Stored records:
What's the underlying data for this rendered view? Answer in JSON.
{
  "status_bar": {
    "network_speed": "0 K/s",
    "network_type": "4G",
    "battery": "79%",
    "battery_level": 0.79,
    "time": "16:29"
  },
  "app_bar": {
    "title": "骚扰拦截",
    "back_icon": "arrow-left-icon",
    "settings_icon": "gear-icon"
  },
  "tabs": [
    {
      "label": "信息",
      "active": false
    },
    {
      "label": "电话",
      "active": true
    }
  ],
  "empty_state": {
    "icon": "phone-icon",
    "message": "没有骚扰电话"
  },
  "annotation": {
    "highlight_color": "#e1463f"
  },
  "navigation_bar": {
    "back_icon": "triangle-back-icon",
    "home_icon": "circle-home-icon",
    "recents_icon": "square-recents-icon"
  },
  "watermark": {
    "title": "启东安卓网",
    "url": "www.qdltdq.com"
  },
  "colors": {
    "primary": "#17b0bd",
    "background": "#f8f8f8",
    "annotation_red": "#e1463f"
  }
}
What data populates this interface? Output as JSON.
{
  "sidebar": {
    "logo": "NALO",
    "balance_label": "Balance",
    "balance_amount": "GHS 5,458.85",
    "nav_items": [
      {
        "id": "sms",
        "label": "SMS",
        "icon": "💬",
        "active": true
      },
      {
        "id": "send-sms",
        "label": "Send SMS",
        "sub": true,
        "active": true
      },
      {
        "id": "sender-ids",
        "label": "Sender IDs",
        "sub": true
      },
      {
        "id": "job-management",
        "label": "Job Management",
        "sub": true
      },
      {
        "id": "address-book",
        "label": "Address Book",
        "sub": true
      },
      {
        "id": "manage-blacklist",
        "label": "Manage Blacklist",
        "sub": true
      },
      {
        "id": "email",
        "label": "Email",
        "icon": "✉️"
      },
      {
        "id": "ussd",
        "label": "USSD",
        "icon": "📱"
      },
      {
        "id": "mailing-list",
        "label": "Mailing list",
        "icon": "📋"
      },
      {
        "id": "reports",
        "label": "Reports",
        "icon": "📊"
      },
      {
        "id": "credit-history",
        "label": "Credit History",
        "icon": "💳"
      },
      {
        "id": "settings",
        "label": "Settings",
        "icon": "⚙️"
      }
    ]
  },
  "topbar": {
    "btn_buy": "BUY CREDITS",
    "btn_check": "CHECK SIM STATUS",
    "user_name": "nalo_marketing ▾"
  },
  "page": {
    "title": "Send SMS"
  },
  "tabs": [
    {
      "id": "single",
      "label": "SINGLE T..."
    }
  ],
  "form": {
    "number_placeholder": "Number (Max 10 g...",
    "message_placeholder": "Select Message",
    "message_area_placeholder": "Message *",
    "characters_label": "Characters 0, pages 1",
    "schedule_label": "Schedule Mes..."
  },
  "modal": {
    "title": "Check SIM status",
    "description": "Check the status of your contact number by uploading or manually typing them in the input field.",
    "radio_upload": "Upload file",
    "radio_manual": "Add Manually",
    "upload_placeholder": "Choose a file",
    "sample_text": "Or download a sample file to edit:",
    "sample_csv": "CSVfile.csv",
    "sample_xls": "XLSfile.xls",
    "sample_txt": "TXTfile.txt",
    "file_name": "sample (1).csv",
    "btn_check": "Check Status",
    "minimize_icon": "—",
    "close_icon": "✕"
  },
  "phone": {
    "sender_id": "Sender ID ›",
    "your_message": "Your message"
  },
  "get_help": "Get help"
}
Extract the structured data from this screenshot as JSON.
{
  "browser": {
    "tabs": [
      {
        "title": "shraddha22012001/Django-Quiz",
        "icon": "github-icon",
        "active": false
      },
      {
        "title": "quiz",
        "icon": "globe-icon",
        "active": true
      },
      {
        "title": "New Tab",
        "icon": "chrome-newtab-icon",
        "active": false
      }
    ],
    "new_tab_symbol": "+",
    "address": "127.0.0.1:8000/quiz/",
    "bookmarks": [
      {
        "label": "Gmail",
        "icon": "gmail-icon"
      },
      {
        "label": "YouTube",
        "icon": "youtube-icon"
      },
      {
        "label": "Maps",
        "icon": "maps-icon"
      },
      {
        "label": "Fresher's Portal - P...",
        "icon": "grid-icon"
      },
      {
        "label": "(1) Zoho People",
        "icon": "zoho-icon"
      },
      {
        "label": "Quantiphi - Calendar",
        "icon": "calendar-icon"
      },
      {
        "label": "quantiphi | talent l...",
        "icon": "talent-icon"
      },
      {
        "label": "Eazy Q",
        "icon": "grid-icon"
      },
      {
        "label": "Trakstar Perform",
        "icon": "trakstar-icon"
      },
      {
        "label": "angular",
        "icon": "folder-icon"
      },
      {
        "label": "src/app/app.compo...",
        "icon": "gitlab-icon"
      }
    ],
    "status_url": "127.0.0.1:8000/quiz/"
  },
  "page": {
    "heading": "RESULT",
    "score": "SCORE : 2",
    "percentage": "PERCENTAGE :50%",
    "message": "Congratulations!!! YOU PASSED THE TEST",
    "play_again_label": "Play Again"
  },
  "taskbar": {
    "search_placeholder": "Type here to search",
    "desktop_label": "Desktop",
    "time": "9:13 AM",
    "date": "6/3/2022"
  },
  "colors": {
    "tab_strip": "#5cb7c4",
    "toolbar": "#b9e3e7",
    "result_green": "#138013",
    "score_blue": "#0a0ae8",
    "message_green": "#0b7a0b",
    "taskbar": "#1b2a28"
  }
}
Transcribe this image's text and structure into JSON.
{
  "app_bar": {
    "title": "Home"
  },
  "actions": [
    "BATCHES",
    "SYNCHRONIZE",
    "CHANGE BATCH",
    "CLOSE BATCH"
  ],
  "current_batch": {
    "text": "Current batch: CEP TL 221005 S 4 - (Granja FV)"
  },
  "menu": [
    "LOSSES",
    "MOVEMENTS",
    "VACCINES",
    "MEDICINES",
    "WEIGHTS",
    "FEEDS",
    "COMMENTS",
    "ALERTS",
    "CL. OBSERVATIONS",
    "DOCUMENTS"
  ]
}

Task description
Reproduce the entries above in full, verbatim.

Full output
What's the underlying data for this rendered view? Answer in JSON.
{
  "status_bar": {
    "network_speed": "0 K/s",
    "network_type": "4G",
    "battery": "79%",
    "battery_level": 0.79,
    "time": "16:29"
  },
  "app_bar": {
    "title": "骚扰拦截",
    "back_icon": "arrow-left-icon",
    "settings_icon": "gear-icon"
  },
  "tabs": [
    {
      "label": "信息",
      "active": false
    },
    {
      "label": "电话",
      "active": true
    }
  ],
  "empty_state": {
    "icon": "phone-icon",
    "message": "没有骚扰电话"
  },
  "annotation": {
    "highlight_color": "#e1463f"
  },
  "navigation_bar": {
    "back_icon": "triangle-back-icon",
    "home_icon": "circle-home-icon",
    "recents_icon": "square-recents-icon"
  },
  "watermark": {
    "title": "启东安卓网",
    "url": "www.qdltdq.com"
  },
  "colors": {
    "primary": "#17b0bd",
    "background": "#f8f8f8",
    "annotation_red": "#e1463f"
  }
}
What data populates this interface? Output as JSON.
{
  "sidebar": {
    "logo": "NALO",
    "balance_label": "Balance",
    "balance_amount": "GHS 5,458.85",
    "nav_items": [
      {
        "id": "sms",
        "label": "SMS",
        "icon": "💬",
        "active": true
      },
      {
        "id": "send-sms",
        "label": "Send SMS",
        "sub": true,
        "active": true
      },
      {
        "id": "sender-ids",
        "label": "Sender IDs",
        "sub": true
      },
      {
        "id": "job-management",
        "label": "Job Management",
        "sub": true
      },
      {
        "id": "address-book",
        "label": "Address Book",
        "sub": true
      },
      {
        "id": "manage-blacklist",
        "label": "Manage Blacklist",
        "sub": true
      },
      {
        "id": "email",
        "label": "Email",
        "icon": "✉️"
      },
      {
        "id": "ussd",
        "label": "USSD",
        "icon": "📱"
      },
      {
        "id": "mailing-list",
        "label": "Mailing list",
        "icon": "📋"
      },
      {
        "id": "reports",
        "label": "Reports",
        "icon": "📊"
      },
      {
        "id": "credit-history",
        "label": "Credit History",
        "icon": "💳"
      },
      {
        "id": "settings",
        "label": "Settings",
        "icon": "⚙️"
      }
    ]
  },
  "topbar": {
    "btn_buy": "BUY CREDITS",
    "btn_check": "CHECK SIM STATUS",
    "user_name": "nalo_marketing ▾"
  },
  "page": {
    "title": "Send SMS"
  },
  "tabs": [
    {
      "id": "single",
      "label": "SINGLE T..."
    }
  ],
  "form": {
    "number_placeholder": "Number (Max 10 g...",
    "message_placeholder": "Select Message",
    "message_area_placeholder": "Message *",
    "characters_label": "Characters 0, pages 1",
    "schedule_label": "Schedule Mes..."
  },
  "modal": {
    "title": "Check SIM status",
    "description": "Check the status of your contact number by uploading or manually typing them in the input field.",
    "radio_upload": "Upload file",
    "radio_manual": "Add Manually",
    "upload_placeholder": "Choose a file",
    "sample_text": "Or download a sample file to edit:",
    "sample_csv": "CSVfile.csv",
    "sample_xls": "XLSfile.xls",
    "sample_txt": "TXTfile.txt",
    "file_name": "sample (1).csv",
    "btn_check": "Check Status",
    "minimize_icon": "—",
    "close_icon": "✕"
  },
  "phone": {
    "sender_id": "Sender ID ›",
    "your_message": "Your message"
  },
  "get_help": "Get help"
}
Extract the structured data from this screenshot as JSON.
{
  "browser": {
    "tabs": [
      {
        "title": "shraddha22012001/Django-Quiz",
        "icon": "github-icon",
        "active": false
      },
      {
        "title": "quiz",
        "icon": "globe-icon",
        "active": true
      },
      {
        "title": "New Tab",
        "icon": "chrome-newtab-icon",
        "active": false
      }
    ],
    "new_tab_symbol": "+",
    "address": "127.0.0.1:8000/quiz/",
    "bookmarks": [
      {
        "label": "Gmail",
        "icon": "gmail-icon"
      },
      {
        "label": "YouTube",
        "icon": "youtube-icon"
      },
      {
        "label": "Maps",
        "icon": "maps-icon"
      },
      {
        "label": "Fresher's Portal - P...",
        "icon": "grid-icon"
      },
      {
        "label": "(1) Zoho People",
        "icon": "zoho-icon"
      },
      {
        "label": "Quantiphi - Calendar",
        "icon": "calendar-icon"
      },
      {
        "label": "quantiphi | talent l...",
        "icon": "talent-icon"
      },
      {
        "label": "Eazy Q",
        "icon": "grid-icon"
      },
      {
        "label": "Trakstar Perform",
        "icon": "trakstar-icon"
      },
      {
        "label": "angular",
        "icon": "folder-icon"
      },
      {
        "label": "src/app/app.compo...",
        "icon": "gitlab-icon"
      }
    ],
    "status_url": "127.0.0.1:8000/quiz/"
  },
  "page": {
    "heading": "RESULT",
    "score": "SCORE : 2",
    "percentage": "PERCENTAGE :50%",
    "message": "Congratulations!!! YOU PASSED THE TEST",
    "play_again_label": "Play Again"
  },
  "taskbar": {
    "search_placeholder": "Type here to search",
    "desktop_label": "Desktop",
    "time": "9:13 AM",
    "date": "6/3/2022"
  },
  "colors": {
    "tab_strip": "#5cb7c4",
    "toolbar": "#b9e3e7",
    "result_green": "#138013",
    "score_blue": "#0a0ae8",
    "message_green": "#0b7a0b",
    "taskbar": "#1b2a28"
  }
}
Transcribe this image's text and structure into JSON.
{
  "app_bar": {
    "title": "Home"
  },
  "actions": [
    "BATCHES",
    "SYNCHRONIZE",
    "CHANGE BATCH",
    "CLOSE BATCH"
  ],
  "current_batch": {
    "text": "Current batch: CEP TL 221005 S 4 - (Granja FV)"
  },
  "menu": [
    "LOSSES",
    "MOVEMENTS",
    "VACCINES",
    "MEDICINES",
    "WEIGHTS",
    "FEEDS",
    "COMMENTS",
    "ALERTS",
    "CL. OBSERVATIONS",
    "DOCUMENTS"
  ]
}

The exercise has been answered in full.